Record list:
:::

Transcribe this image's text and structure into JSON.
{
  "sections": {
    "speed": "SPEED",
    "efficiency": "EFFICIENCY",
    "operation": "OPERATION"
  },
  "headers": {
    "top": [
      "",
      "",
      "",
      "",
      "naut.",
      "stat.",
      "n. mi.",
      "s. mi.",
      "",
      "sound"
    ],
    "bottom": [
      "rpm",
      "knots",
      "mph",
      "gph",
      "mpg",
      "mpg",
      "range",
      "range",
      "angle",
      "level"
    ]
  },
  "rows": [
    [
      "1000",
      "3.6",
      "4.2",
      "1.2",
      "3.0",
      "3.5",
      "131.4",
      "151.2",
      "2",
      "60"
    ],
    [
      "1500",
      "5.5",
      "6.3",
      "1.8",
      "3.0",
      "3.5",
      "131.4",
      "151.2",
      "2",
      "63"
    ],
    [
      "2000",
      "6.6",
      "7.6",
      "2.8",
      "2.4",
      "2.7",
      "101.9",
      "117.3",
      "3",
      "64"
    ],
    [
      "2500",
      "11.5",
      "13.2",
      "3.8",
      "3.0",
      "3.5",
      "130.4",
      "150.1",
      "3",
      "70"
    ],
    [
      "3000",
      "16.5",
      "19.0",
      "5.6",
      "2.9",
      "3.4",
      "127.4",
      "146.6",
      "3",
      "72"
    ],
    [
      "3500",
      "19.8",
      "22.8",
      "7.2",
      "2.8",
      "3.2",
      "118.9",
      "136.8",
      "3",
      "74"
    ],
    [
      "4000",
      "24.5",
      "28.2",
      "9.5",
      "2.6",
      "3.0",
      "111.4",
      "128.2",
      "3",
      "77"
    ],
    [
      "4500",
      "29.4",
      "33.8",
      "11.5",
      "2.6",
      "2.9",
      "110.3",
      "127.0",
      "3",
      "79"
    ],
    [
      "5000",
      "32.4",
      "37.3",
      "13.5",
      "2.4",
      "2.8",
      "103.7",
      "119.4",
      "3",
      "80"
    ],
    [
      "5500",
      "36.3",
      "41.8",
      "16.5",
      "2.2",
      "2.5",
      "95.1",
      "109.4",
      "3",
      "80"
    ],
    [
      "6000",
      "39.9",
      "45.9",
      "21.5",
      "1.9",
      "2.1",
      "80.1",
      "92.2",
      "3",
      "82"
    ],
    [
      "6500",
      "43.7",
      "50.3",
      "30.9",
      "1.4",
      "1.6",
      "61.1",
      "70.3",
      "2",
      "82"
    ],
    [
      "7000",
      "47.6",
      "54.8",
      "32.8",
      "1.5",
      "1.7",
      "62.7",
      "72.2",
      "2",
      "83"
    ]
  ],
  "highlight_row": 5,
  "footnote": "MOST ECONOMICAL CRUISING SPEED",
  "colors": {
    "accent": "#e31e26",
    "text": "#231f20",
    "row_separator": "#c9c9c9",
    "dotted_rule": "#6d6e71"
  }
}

:::

Prompt:
Using the listing, say how many lines include the word "text", and add nothing else.

Full solution:
2